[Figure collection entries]
"""
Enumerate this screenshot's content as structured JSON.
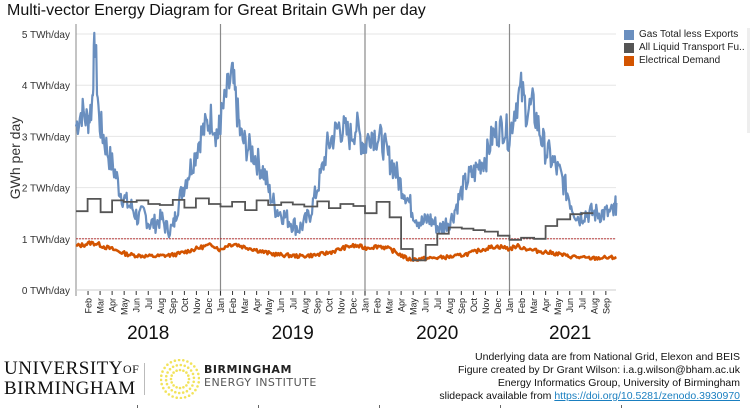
{
  "chart_data": {
    "type": "line",
    "title": "Multi-vector Energy Diagram for Great Britain GWh per day",
    "ylabel": "GWh per day",
    "xlabel": "",
    "ylim": [
      0,
      5
    ],
    "yticks": [
      {
        "value": 0,
        "label": "0 TWh/day"
      },
      {
        "value": 1,
        "label": "1 TWh/day"
      },
      {
        "value": 2,
        "label": "2 TWh/day"
      },
      {
        "value": 3,
        "label": "3 TWh/day"
      },
      {
        "value": 4,
        "label": "4 TWh/day"
      },
      {
        "value": 5,
        "label": "5 TWh/day"
      }
    ],
    "grid": true,
    "xrange_years": [
      2018.0,
      2021.75
    ],
    "year_labels": [
      {
        "label": "2018",
        "center": 2018.5
      },
      {
        "label": "2019",
        "center": 2019.5
      },
      {
        "label": "2020",
        "center": 2020.5
      },
      {
        "label": "2021",
        "center": 2021.42
      }
    ],
    "year_dividers": [
      2019,
      2020,
      2021
    ],
    "month_ticks": [
      "Feb",
      "Mar",
      "Apr",
      "May",
      "Jun",
      "Jul",
      "Aug",
      "Sep",
      "Oct",
      "Nov",
      "Dec",
      "Jan",
      "Feb",
      "Mar",
      "Apr",
      "May",
      "Jun",
      "Jul",
      "Aug",
      "Sep",
      "Oct",
      "Nov",
      "Dec",
      "Jan",
      "Feb",
      "Mar",
      "Apr",
      "May",
      "Jun",
      "Jul",
      "Aug",
      "Sep",
      "Oct",
      "Nov",
      "Dec",
      "Jan",
      "Feb",
      "Mar",
      "Apr",
      "May",
      "Jun",
      "Jul",
      "Aug",
      "Sep"
    ],
    "reference_line": {
      "value": 1.0,
      "color": "#b22222",
      "style": "dashed"
    },
    "legend_position": "right",
    "series": [
      {
        "name": "Gas Total less Exports",
        "color": "#6a8fbf",
        "x": [
          2018.0,
          2018.04,
          2018.08,
          2018.11,
          2018.13,
          2018.16,
          2018.19,
          2018.23,
          2018.27,
          2018.31,
          2018.35,
          2018.39,
          2018.43,
          2018.47,
          2018.51,
          2018.55,
          2018.59,
          2018.63,
          2018.67,
          2018.7,
          2018.74,
          2018.78,
          2018.82,
          2018.86,
          2018.9,
          2018.94,
          2018.98,
          2019.0,
          2019.04,
          2019.08,
          2019.11,
          2019.14,
          2019.18,
          2019.22,
          2019.26,
          2019.3,
          2019.34,
          2019.38,
          2019.42,
          2019.46,
          2019.5,
          2019.54,
          2019.58,
          2019.62,
          2019.66,
          2019.7,
          2019.74,
          2019.78,
          2019.82,
          2019.86,
          2019.9,
          2019.94,
          2019.98,
          2020.0,
          2020.04,
          2020.08,
          2020.12,
          2020.16,
          2020.2,
          2020.24,
          2020.28,
          2020.32,
          2020.36,
          2020.4,
          2020.44,
          2020.48,
          2020.52,
          2020.56,
          2020.6,
          2020.64,
          2020.68,
          2020.72,
          2020.76,
          2020.8,
          2020.84,
          2020.88,
          2020.92,
          2020.96,
          2021.0,
          2021.04,
          2021.08,
          2021.12,
          2021.16,
          2021.2,
          2021.24,
          2021.28,
          2021.32,
          2021.36,
          2021.4,
          2021.44,
          2021.48,
          2021.52,
          2021.56,
          2021.6,
          2021.64,
          2021.68,
          2021.72,
          2021.74
        ],
        "values": [
          3.2,
          3.5,
          3.3,
          3.6,
          4.9,
          3.3,
          3.0,
          2.6,
          2.3,
          1.9,
          1.7,
          1.6,
          1.4,
          1.5,
          1.3,
          1.3,
          1.4,
          1.2,
          1.2,
          1.6,
          2.0,
          2.3,
          2.6,
          3.0,
          3.2,
          3.4,
          3.0,
          3.3,
          3.8,
          4.2,
          3.6,
          3.0,
          2.8,
          2.7,
          2.5,
          2.3,
          1.9,
          1.6,
          1.5,
          1.4,
          1.3,
          1.2,
          1.3,
          1.5,
          1.9,
          2.3,
          2.8,
          3.0,
          3.2,
          3.1,
          3.0,
          3.2,
          2.9,
          2.8,
          3.1,
          3.0,
          2.9,
          2.6,
          2.4,
          2.1,
          1.9,
          1.6,
          1.4,
          1.3,
          1.4,
          1.3,
          1.2,
          1.3,
          1.4,
          1.7,
          2.0,
          2.2,
          2.3,
          2.5,
          2.6,
          3.0,
          3.1,
          3.2,
          3.0,
          3.6,
          3.9,
          3.5,
          3.6,
          3.2,
          2.8,
          2.6,
          2.4,
          2.2,
          1.9,
          1.6,
          1.4,
          1.5,
          1.5,
          1.5,
          1.5,
          1.5,
          1.5,
          1.7
        ]
      },
      {
        "name": "All Liquid Transport Fu..",
        "color": "#555555",
        "steps": [
          {
            "x": 2018.0,
            "value": 1.54
          },
          {
            "x": 2018.08,
            "value": 1.78
          },
          {
            "x": 2018.17,
            "value": 1.52
          },
          {
            "x": 2018.25,
            "value": 1.75
          },
          {
            "x": 2018.33,
            "value": 1.72
          },
          {
            "x": 2018.42,
            "value": 1.75
          },
          {
            "x": 2018.5,
            "value": 1.68
          },
          {
            "x": 2018.58,
            "value": 1.66
          },
          {
            "x": 2018.67,
            "value": 1.76
          },
          {
            "x": 2018.75,
            "value": 1.61
          },
          {
            "x": 2018.83,
            "value": 1.79
          },
          {
            "x": 2018.92,
            "value": 1.68
          },
          {
            "x": 2019.0,
            "value": 1.63
          },
          {
            "x": 2019.08,
            "value": 1.72
          },
          {
            "x": 2019.17,
            "value": 1.56
          },
          {
            "x": 2019.25,
            "value": 1.75
          },
          {
            "x": 2019.33,
            "value": 1.66
          },
          {
            "x": 2019.42,
            "value": 1.71
          },
          {
            "x": 2019.5,
            "value": 1.67
          },
          {
            "x": 2019.58,
            "value": 1.63
          },
          {
            "x": 2019.67,
            "value": 1.73
          },
          {
            "x": 2019.75,
            "value": 1.6
          },
          {
            "x": 2019.83,
            "value": 1.68
          },
          {
            "x": 2019.92,
            "value": 1.64
          },
          {
            "x": 2020.0,
            "value": 1.5
          },
          {
            "x": 2020.08,
            "value": 1.72
          },
          {
            "x": 2020.17,
            "value": 1.42
          },
          {
            "x": 2020.25,
            "value": 0.8
          },
          {
            "x": 2020.33,
            "value": 0.58
          },
          {
            "x": 2020.42,
            "value": 0.88
          },
          {
            "x": 2020.5,
            "value": 1.1
          },
          {
            "x": 2020.58,
            "value": 1.22
          },
          {
            "x": 2020.67,
            "value": 1.2
          },
          {
            "x": 2020.75,
            "value": 1.17
          },
          {
            "x": 2020.83,
            "value": 1.14
          },
          {
            "x": 2020.92,
            "value": 1.06
          },
          {
            "x": 2021.0,
            "value": 0.98
          },
          {
            "x": 2021.08,
            "value": 1.02
          },
          {
            "x": 2021.17,
            "value": 1.0
          },
          {
            "x": 2021.25,
            "value": 1.25
          },
          {
            "x": 2021.33,
            "value": 1.38
          },
          {
            "x": 2021.42,
            "value": 1.48
          },
          {
            "x": 2021.5,
            "value": 1.5
          }
        ],
        "end_x": 2021.58
      },
      {
        "name": "Electrical Demand",
        "color": "#d35400",
        "x": [
          2018.0,
          2018.05,
          2018.1,
          2018.15,
          2018.2,
          2018.25,
          2018.3,
          2018.35,
          2018.4,
          2018.45,
          2018.5,
          2018.55,
          2018.6,
          2018.65,
          2018.7,
          2018.75,
          2018.8,
          2018.85,
          2018.9,
          2018.95,
          2019.0,
          2019.05,
          2019.1,
          2019.15,
          2019.2,
          2019.25,
          2019.3,
          2019.35,
          2019.4,
          2019.45,
          2019.5,
          2019.55,
          2019.6,
          2019.65,
          2019.7,
          2019.75,
          2019.8,
          2019.85,
          2019.9,
          2019.95,
          2020.0,
          2020.05,
          2020.1,
          2020.15,
          2020.2,
          2020.25,
          2020.3,
          2020.35,
          2020.4,
          2020.45,
          2020.5,
          2020.55,
          2020.6,
          2020.65,
          2020.7,
          2020.75,
          2020.8,
          2020.85,
          2020.9,
          2020.95,
          2021.0,
          2021.05,
          2021.1,
          2021.15,
          2021.2,
          2021.25,
          2021.3,
          2021.35,
          2021.4,
          2021.45,
          2021.5,
          2021.55,
          2021.6,
          2021.65,
          2021.7,
          2021.74
        ],
        "values": [
          0.86,
          0.88,
          0.92,
          0.9,
          0.84,
          0.8,
          0.75,
          0.7,
          0.68,
          0.67,
          0.66,
          0.66,
          0.67,
          0.68,
          0.7,
          0.74,
          0.78,
          0.82,
          0.86,
          0.88,
          0.78,
          0.88,
          0.9,
          0.85,
          0.82,
          0.78,
          0.74,
          0.71,
          0.69,
          0.68,
          0.67,
          0.66,
          0.67,
          0.68,
          0.7,
          0.73,
          0.77,
          0.82,
          0.86,
          0.86,
          0.82,
          0.84,
          0.86,
          0.82,
          0.76,
          0.68,
          0.6,
          0.6,
          0.61,
          0.62,
          0.63,
          0.64,
          0.65,
          0.67,
          0.7,
          0.74,
          0.78,
          0.82,
          0.85,
          0.84,
          0.8,
          0.86,
          0.82,
          0.78,
          0.76,
          0.74,
          0.72,
          0.7,
          0.66,
          0.65,
          0.63,
          0.62,
          0.62,
          0.63,
          0.63,
          0.64
        ]
      }
    ]
  },
  "title": "Multi-vector Energy Diagram for Great Britain GWh per day",
  "legend": [
    {
      "label": "Gas Total less Exports",
      "color": "#6a8fbf"
    },
    {
      "label": "All Liquid Transport Fu..",
      "color": "#555555"
    },
    {
      "label": "Electrical Demand",
      "color": "#d35400"
    }
  ],
  "logos": {
    "uob_line1": "UNIVERSITY",
    "uob_of": "OF",
    "uob_line2": "BIRMINGHAM",
    "bei_line1": "BIRMINGHAM",
    "bei_line2": "ENERGY INSTITUTE",
    "bei_color": "#f2e35b"
  },
  "footer": {
    "line1": "Underlying data are from National Grid, Elexon and BEIS",
    "line2": "Figure created by Dr Grant Wilson: i.a.g.wilson@bham.ac.uk",
    "line3": "Energy Informatics Group, University of Birmingham",
    "line4_prefix": "slidepack available from ",
    "link": "https://doi.org/10.5281/zenodo.3930970"
  }
}
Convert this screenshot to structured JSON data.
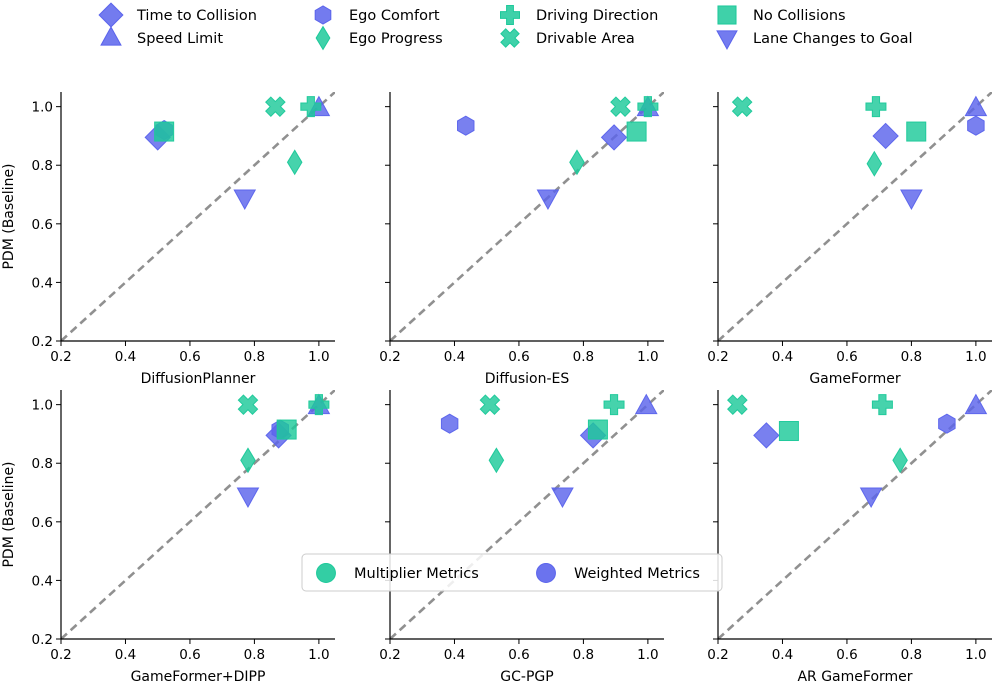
{
  "chart_data": {
    "type": "scatter",
    "shared_ylabel": "PDM (Baseline)",
    "xlim": [
      0.2,
      1.05
    ],
    "ylim": [
      0.2,
      1.05
    ],
    "ticks": [
      0.2,
      0.4,
      0.6,
      0.8,
      1.0
    ],
    "tick_labels": [
      "0.2",
      "0.4",
      "0.6",
      "0.8",
      "1.0"
    ],
    "reference_line": "y = x (dashed, gray)",
    "colors": {
      "multiplier": "#1dc99a",
      "weighted": "#5b64ec",
      "reference": "#909090"
    },
    "metric_legend": [
      {
        "label": "Time to Collision",
        "marker": "diamond",
        "group": "weighted"
      },
      {
        "label": "Speed Limit",
        "marker": "triangle-up",
        "group": "weighted"
      },
      {
        "label": "Ego Comfort",
        "marker": "hexagon",
        "group": "weighted"
      },
      {
        "label": "Ego Progress",
        "marker": "thin-diamond",
        "group": "multiplier"
      },
      {
        "label": "Driving Direction",
        "marker": "plus",
        "group": "multiplier"
      },
      {
        "label": "Drivable Area",
        "marker": "x",
        "group": "multiplier"
      },
      {
        "label": "No Collisions",
        "marker": "square",
        "group": "multiplier"
      },
      {
        "label": "Lane Changes to Goal",
        "marker": "triangle-down",
        "group": "weighted"
      }
    ],
    "group_legend": [
      {
        "label": "Multiplier Metrics",
        "group": "multiplier"
      },
      {
        "label": "Weighted Metrics",
        "group": "weighted"
      }
    ],
    "panels": [
      {
        "xlabel": "DiffusionPlanner",
        "points": [
          {
            "metric": "Time to Collision",
            "x": 0.5,
            "y": 0.895
          },
          {
            "metric": "Speed Limit",
            "x": 1.0,
            "y": 0.995
          },
          {
            "metric": "Ego Comfort",
            "x": 0.52,
            "y": 0.92
          },
          {
            "metric": "Ego Progress",
            "x": 0.925,
            "y": 0.81
          },
          {
            "metric": "Driving Direction",
            "x": 0.975,
            "y": 1.0
          },
          {
            "metric": "Drivable Area",
            "x": 0.865,
            "y": 1.0
          },
          {
            "metric": "No Collisions",
            "x": 0.52,
            "y": 0.915
          },
          {
            "metric": "Lane Changes to Goal",
            "x": 0.77,
            "y": 0.69
          }
        ]
      },
      {
        "xlabel": "Diffusion-ES",
        "points": [
          {
            "metric": "Time to Collision",
            "x": 0.895,
            "y": 0.895
          },
          {
            "metric": "Speed Limit",
            "x": 1.0,
            "y": 0.995
          },
          {
            "metric": "Ego Comfort",
            "x": 0.435,
            "y": 0.935
          },
          {
            "metric": "Ego Progress",
            "x": 0.78,
            "y": 0.81
          },
          {
            "metric": "Driving Direction",
            "x": 1.0,
            "y": 1.0
          },
          {
            "metric": "Drivable Area",
            "x": 0.915,
            "y": 1.0
          },
          {
            "metric": "No Collisions",
            "x": 0.965,
            "y": 0.915
          },
          {
            "metric": "Lane Changes to Goal",
            "x": 0.69,
            "y": 0.69
          }
        ]
      },
      {
        "xlabel": "GameFormer",
        "points": [
          {
            "metric": "Time to Collision",
            "x": 0.72,
            "y": 0.9
          },
          {
            "metric": "Speed Limit",
            "x": 1.0,
            "y": 0.995
          },
          {
            "metric": "Ego Comfort",
            "x": 1.0,
            "y": 0.935
          },
          {
            "metric": "Ego Progress",
            "x": 0.685,
            "y": 0.805
          },
          {
            "metric": "Driving Direction",
            "x": 0.69,
            "y": 1.0
          },
          {
            "metric": "Drivable Area",
            "x": 0.275,
            "y": 1.0
          },
          {
            "metric": "No Collisions",
            "x": 0.815,
            "y": 0.915
          },
          {
            "metric": "Lane Changes to Goal",
            "x": 0.8,
            "y": 0.69
          }
        ]
      },
      {
        "xlabel": "GameFormer+DIPP",
        "points": [
          {
            "metric": "Time to Collision",
            "x": 0.875,
            "y": 0.895
          },
          {
            "metric": "Speed Limit",
            "x": 1.0,
            "y": 0.995
          },
          {
            "metric": "Ego Comfort",
            "x": 0.88,
            "y": 0.915
          },
          {
            "metric": "Ego Progress",
            "x": 0.78,
            "y": 0.81
          },
          {
            "metric": "Driving Direction",
            "x": 1.0,
            "y": 1.0
          },
          {
            "metric": "Drivable Area",
            "x": 0.78,
            "y": 1.0
          },
          {
            "metric": "No Collisions",
            "x": 0.9,
            "y": 0.915
          },
          {
            "metric": "Lane Changes to Goal",
            "x": 0.78,
            "y": 0.69
          }
        ]
      },
      {
        "xlabel": "GC-PGP",
        "points": [
          {
            "metric": "Time to Collision",
            "x": 0.83,
            "y": 0.895
          },
          {
            "metric": "Speed Limit",
            "x": 0.995,
            "y": 0.995
          },
          {
            "metric": "Ego Comfort",
            "x": 0.385,
            "y": 0.935
          },
          {
            "metric": "Ego Progress",
            "x": 0.53,
            "y": 0.81
          },
          {
            "metric": "Driving Direction",
            "x": 0.895,
            "y": 1.0
          },
          {
            "metric": "Drivable Area",
            "x": 0.51,
            "y": 1.0
          },
          {
            "metric": "No Collisions",
            "x": 0.845,
            "y": 0.915
          },
          {
            "metric": "Lane Changes to Goal",
            "x": 0.735,
            "y": 0.69
          }
        ]
      },
      {
        "xlabel": "AR GameFormer",
        "points": [
          {
            "metric": "Time to Collision",
            "x": 0.35,
            "y": 0.895
          },
          {
            "metric": "Speed Limit",
            "x": 1.0,
            "y": 0.995
          },
          {
            "metric": "Ego Comfort",
            "x": 0.91,
            "y": 0.935
          },
          {
            "metric": "Ego Progress",
            "x": 0.765,
            "y": 0.81
          },
          {
            "metric": "Driving Direction",
            "x": 0.71,
            "y": 1.0
          },
          {
            "metric": "Drivable Area",
            "x": 0.26,
            "y": 1.0
          },
          {
            "metric": "No Collisions",
            "x": 0.42,
            "y": 0.91
          },
          {
            "metric": "Lane Changes to Goal",
            "x": 0.675,
            "y": 0.69
          }
        ]
      }
    ]
  }
}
"""
§ Written exercise
For each line in the data above that contains the string "screenshot", extract the line.

§ Correct result
Enumerate this screenshot's content as structured JSON.
Convert this screenshot to structured JSON data.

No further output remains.